[Figure content listings]
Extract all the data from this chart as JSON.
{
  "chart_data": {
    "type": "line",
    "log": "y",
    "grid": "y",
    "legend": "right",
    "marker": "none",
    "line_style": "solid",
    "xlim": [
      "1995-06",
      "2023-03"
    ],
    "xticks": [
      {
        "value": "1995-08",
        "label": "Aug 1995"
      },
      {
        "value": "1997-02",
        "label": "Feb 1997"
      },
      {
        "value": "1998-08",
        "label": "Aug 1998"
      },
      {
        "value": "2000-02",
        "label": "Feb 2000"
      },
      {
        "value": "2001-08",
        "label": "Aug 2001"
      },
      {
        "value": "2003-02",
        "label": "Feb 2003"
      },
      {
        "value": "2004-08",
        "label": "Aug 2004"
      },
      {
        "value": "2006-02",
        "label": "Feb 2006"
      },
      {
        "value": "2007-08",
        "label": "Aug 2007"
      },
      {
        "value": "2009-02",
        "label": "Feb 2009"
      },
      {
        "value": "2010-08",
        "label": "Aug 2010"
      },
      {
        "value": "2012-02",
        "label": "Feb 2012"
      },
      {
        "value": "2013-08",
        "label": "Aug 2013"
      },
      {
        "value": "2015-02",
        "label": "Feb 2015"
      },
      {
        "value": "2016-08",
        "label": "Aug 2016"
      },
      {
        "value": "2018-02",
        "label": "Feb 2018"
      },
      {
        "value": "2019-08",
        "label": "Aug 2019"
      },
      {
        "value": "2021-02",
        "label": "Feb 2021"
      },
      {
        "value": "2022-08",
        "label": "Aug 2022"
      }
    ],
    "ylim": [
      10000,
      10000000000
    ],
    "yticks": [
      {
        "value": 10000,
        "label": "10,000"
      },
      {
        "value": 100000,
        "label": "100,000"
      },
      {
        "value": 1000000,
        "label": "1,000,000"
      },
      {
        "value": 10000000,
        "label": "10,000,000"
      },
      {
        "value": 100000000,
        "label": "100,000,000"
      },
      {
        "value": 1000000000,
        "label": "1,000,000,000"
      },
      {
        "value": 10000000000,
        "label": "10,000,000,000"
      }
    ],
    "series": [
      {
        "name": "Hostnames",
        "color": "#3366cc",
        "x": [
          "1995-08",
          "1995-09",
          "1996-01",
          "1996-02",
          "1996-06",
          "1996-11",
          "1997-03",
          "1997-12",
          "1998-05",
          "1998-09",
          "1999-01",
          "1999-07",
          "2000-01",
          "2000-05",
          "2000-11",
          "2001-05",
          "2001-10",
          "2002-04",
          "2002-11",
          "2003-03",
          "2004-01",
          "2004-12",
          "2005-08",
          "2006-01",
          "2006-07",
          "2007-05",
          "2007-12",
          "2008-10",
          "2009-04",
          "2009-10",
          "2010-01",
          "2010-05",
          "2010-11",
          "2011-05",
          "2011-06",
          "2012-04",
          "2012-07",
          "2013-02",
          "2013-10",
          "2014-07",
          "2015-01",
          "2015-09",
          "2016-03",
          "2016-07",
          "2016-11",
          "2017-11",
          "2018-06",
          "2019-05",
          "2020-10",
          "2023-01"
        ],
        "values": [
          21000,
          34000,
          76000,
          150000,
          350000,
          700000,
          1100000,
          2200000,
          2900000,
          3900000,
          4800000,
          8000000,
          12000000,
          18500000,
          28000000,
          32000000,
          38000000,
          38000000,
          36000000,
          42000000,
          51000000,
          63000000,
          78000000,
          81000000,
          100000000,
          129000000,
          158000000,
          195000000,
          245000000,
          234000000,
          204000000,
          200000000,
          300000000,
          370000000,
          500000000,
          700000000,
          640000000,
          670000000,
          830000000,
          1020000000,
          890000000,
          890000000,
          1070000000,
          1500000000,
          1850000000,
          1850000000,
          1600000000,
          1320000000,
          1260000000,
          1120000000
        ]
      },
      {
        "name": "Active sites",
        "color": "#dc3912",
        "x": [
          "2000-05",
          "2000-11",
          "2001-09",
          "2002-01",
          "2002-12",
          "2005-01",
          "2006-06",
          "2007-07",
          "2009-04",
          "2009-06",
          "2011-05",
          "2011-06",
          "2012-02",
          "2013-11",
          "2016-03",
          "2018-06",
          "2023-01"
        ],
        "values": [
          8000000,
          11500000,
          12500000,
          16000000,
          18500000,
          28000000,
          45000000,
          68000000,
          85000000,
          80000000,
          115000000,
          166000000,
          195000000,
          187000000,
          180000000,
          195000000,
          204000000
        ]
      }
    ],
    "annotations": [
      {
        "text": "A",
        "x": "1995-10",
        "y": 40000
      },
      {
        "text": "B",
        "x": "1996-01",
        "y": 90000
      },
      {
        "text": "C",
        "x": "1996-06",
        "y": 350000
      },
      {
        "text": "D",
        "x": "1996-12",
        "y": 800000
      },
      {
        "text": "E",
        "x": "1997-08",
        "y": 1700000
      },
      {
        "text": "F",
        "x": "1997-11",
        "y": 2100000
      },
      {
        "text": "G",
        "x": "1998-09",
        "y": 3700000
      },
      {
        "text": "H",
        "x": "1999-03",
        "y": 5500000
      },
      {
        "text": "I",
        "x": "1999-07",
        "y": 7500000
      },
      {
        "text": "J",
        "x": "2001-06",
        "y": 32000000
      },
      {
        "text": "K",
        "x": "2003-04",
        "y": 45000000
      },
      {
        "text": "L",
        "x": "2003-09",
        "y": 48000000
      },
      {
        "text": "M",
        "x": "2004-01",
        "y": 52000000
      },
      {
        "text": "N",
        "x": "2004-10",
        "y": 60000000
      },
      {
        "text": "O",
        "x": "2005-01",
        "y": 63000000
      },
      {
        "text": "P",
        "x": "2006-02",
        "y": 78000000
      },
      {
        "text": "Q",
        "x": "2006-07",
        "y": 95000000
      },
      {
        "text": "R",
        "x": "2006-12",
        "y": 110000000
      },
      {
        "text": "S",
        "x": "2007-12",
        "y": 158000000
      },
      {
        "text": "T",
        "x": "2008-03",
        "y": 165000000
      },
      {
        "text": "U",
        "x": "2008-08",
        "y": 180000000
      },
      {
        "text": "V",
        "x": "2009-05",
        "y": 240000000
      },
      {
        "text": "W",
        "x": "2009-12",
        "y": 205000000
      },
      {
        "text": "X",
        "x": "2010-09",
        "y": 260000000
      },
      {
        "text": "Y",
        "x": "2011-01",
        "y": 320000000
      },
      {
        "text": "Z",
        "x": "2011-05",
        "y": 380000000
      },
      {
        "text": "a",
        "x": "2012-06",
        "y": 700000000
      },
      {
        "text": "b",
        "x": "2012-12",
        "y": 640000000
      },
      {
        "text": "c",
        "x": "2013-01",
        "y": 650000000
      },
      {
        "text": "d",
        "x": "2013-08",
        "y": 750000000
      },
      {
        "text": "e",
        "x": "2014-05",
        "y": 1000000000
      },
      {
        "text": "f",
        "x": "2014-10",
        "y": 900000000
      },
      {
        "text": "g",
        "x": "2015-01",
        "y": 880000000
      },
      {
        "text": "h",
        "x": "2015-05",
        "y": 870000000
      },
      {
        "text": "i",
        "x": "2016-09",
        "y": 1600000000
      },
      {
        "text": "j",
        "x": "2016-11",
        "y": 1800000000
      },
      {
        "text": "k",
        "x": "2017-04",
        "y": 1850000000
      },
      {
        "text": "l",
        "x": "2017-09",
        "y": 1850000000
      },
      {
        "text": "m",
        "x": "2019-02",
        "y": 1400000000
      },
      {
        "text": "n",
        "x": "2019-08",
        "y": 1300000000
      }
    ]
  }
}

» Exercise aim
Each line of the material should be duplicated exactly, please.

» Output for this exercise
Extract all the data from this chart as JSON.
{
  "chart_data": {
    "type": "line",
    "log": "y",
    "grid": "y",
    "legend": "right",
    "marker": "none",
    "line_style": "solid",
    "xlim": [
      "1995-06",
      "2023-03"
    ],
    "xticks": [
      {
        "value": "1995-08",
        "label": "Aug 1995"
      },
      {
        "value": "1997-02",
        "label": "Feb 1997"
      },
      {
        "value": "1998-08",
        "label": "Aug 1998"
      },
      {
        "value": "2000-02",
        "label": "Feb 2000"
      },
      {
        "value": "2001-08",
        "label": "Aug 2001"
      },
      {
        "value": "2003-02",
        "label": "Feb 2003"
      },
      {
        "value": "2004-08",
        "label": "Aug 2004"
      },
      {
        "value": "2006-02",
        "label": "Feb 2006"
      },
      {
        "value": "2007-08",
        "label": "Aug 2007"
      },
      {
        "value": "2009-02",
        "label": "Feb 2009"
      },
      {
        "value": "2010-08",
        "label": "Aug 2010"
      },
      {
        "value": "2012-02",
        "label": "Feb 2012"
      },
      {
        "value": "2013-08",
        "label": "Aug 2013"
      },
      {
        "value": "2015-02",
        "label": "Feb 2015"
      },
      {
        "value": "2016-08",
        "label": "Aug 2016"
      },
      {
        "value": "2018-02",
        "label": "Feb 2018"
      },
      {
        "value": "2019-08",
        "label": "Aug 2019"
      },
      {
        "value": "2021-02",
        "label": "Feb 2021"
      },
      {
        "value": "2022-08",
        "label": "Aug 2022"
      }
    ],
    "ylim": [
      10000,
      10000000000
    ],
    "yticks": [
      {
        "value": 10000,
        "label": "10,000"
      },
      {
        "value": 100000,
        "label": "100,000"
      },
      {
        "value": 1000000,
        "label": "1,000,000"
      },
      {
        "value": 10000000,
        "label": "10,000,000"
      },
      {
        "value": 100000000,
        "label": "100,000,000"
      },
      {
        "value": 1000000000,
        "label": "1,000,000,000"
      },
      {
        "value": 10000000000,
        "label": "10,000,000,000"
      }
    ],
    "series": [
      {
        "name": "Hostnames",
        "color": "#3366cc",
        "x": [
          "1995-08",
          "1995-09",
          "1996-01",
          "1996-02",
          "1996-06",
          "1996-11",
          "1997-03",
          "1997-12",
          "1998-05",
          "1998-09",
          "1999-01",
          "1999-07",
          "2000-01",
          "2000-05",
          "2000-11",
          "2001-05",
          "2001-10",
          "2002-04",
          "2002-11",
          "2003-03",
          "2004-01",
          "2004-12",
          "2005-08",
          "2006-01",
          "2006-07",
          "2007-05",
          "2007-12",
          "2008-10",
          "2009-04",
          "2009-10",
          "2010-01",
          "2010-05",
          "2010-11",
          "2011-05",
          "2011-06",
          "2012-04",
          "2012-07",
          "2013-02",
          "2013-10",
          "2014-07",
          "2015-01",
          "2015-09",
          "2016-03",
          "2016-07",
          "2016-11",
          "2017-11",
          "2018-06",
          "2019-05",
          "2020-10",
          "2023-01"
        ],
        "values": [
          21000,
          34000,
          76000,
          150000,
          350000,
          700000,
          1100000,
          2200000,
          2900000,
          3900000,
          4800000,
          8000000,
          12000000,
          18500000,
          28000000,
          32000000,
          38000000,
          38000000,
          36000000,
          42000000,
          51000000,
          63000000,
          78000000,
          81000000,
          100000000,
          129000000,
          158000000,
          195000000,
          245000000,
          234000000,
          204000000,
          200000000,
          300000000,
          370000000,
          500000000,
          700000000,
          640000000,
          670000000,
          830000000,
          1020000000,
          890000000,
          890000000,
          1070000000,
          1500000000,
          1850000000,
          1850000000,
          1600000000,
          1320000000,
          1260000000,
          1120000000
        ]
      },
      {
        "name": "Active sites",
        "color": "#dc3912",
        "x": [
          "2000-05",
          "2000-11",
          "2001-09",
          "2002-01",
          "2002-12",
          "2005-01",
          "2006-06",
          "2007-07",
          "2009-04",
          "2009-06",
          "2011-05",
          "2011-06",
          "2012-02",
          "2013-11",
          "2016-03",
          "2018-06",
          "2023-01"
        ],
        "values": [
          8000000,
          11500000,
          12500000,
          16000000,
          18500000,
          28000000,
          45000000,
          68000000,
          85000000,
          80000000,
          115000000,
          166000000,
          195000000,
          187000000,
          180000000,
          195000000,
          204000000
        ]
      }
    ],
    "annotations": [
      {
        "text": "A",
        "x": "1995-10",
        "y": 40000
      },
      {
        "text": "B",
        "x": "1996-01",
        "y": 90000
      },
      {
        "text": "C",
        "x": "1996-06",
        "y": 350000
      },
      {
        "text": "D",
        "x": "1996-12",
        "y": 800000
      },
      {
        "text": "E",
        "x": "1997-08",
        "y": 1700000
      },
      {
        "text": "F",
        "x": "1997-11",
        "y": 2100000
      },
      {
        "text": "G",
        "x": "1998-09",
        "y": 3700000
      },
      {
        "text": "H",
        "x": "1999-03",
        "y": 5500000
      },
      {
        "text": "I",
        "x": "1999-07",
        "y": 7500000
      },
      {
        "text": "J",
        "x": "2001-06",
        "y": 32000000
      },
      {
        "text": "K",
        "x": "2003-04",
        "y": 45000000
      },
      {
        "text": "L",
        "x": "2003-09",
        "y": 48000000
      },
      {
        "text": "M",
        "x": "2004-01",
        "y": 52000000
      },
      {
        "text": "N",
        "x": "2004-10",
        "y": 60000000
      },
      {
        "text": "O",
        "x": "2005-01",
        "y": 63000000
      },
      {
        "text": "P",
        "x": "2006-02",
        "y": 78000000
      },
      {
        "text": "Q",
        "x": "2006-07",
        "y": 95000000
      },
      {
        "text": "R",
        "x": "2006-12",
        "y": 110000000
      },
      {
        "text": "S",
        "x": "2007-12",
        "y": 158000000
      },
      {
        "text": "T",
        "x": "2008-03",
        "y": 165000000
      },
      {
        "text": "U",
        "x": "2008-08",
        "y": 180000000
      },
      {
        "text": "V",
        "x": "2009-05",
        "y": 240000000
      },
      {
        "text": "W",
        "x": "2009-12",
        "y": 205000000
      },
      {
        "text": "X",
        "x": "2010-09",
        "y": 260000000
      },
      {
        "text": "Y",
        "x": "2011-01",
        "y": 320000000
      },
      {
        "text": "Z",
        "x": "2011-05",
        "y": 380000000
      },
      {
        "text": "a",
        "x": "2012-06",
        "y": 700000000
      },
      {
        "text": "b",
        "x": "2012-12",
        "y": 640000000
      },
      {
        "text": "c",
        "x": "2013-01",
        "y": 650000000
      },
      {
        "text": "d",
        "x": "2013-08",
        "y": 750000000
      },
      {
        "text": "e",
        "x": "2014-05",
        "y": 1000000000
      },
      {
        "text": "f",
        "x": "2014-10",
        "y": 900000000
      },
      {
        "text": "g",
        "x": "2015-01",
        "y": 880000000
      },
      {
        "text": "h",
        "x": "2015-05",
        "y": 870000000
      },
      {
        "text": "i",
        "x": "2016-09",
        "y": 1600000000
      },
      {
        "text": "j",
        "x": "2016-11",
        "y": 1800000000
      },
      {
        "text": "k",
        "x": "2017-04",
        "y": 1850000000
      },
      {
        "text": "l",
        "x": "2017-09",
        "y": 1850000000
      },
      {
        "text": "m",
        "x": "2019-02",
        "y": 1400000000
      },
      {
        "text": "n",
        "x": "2019-08",
        "y": 1300000000
      }
    ]
  }
}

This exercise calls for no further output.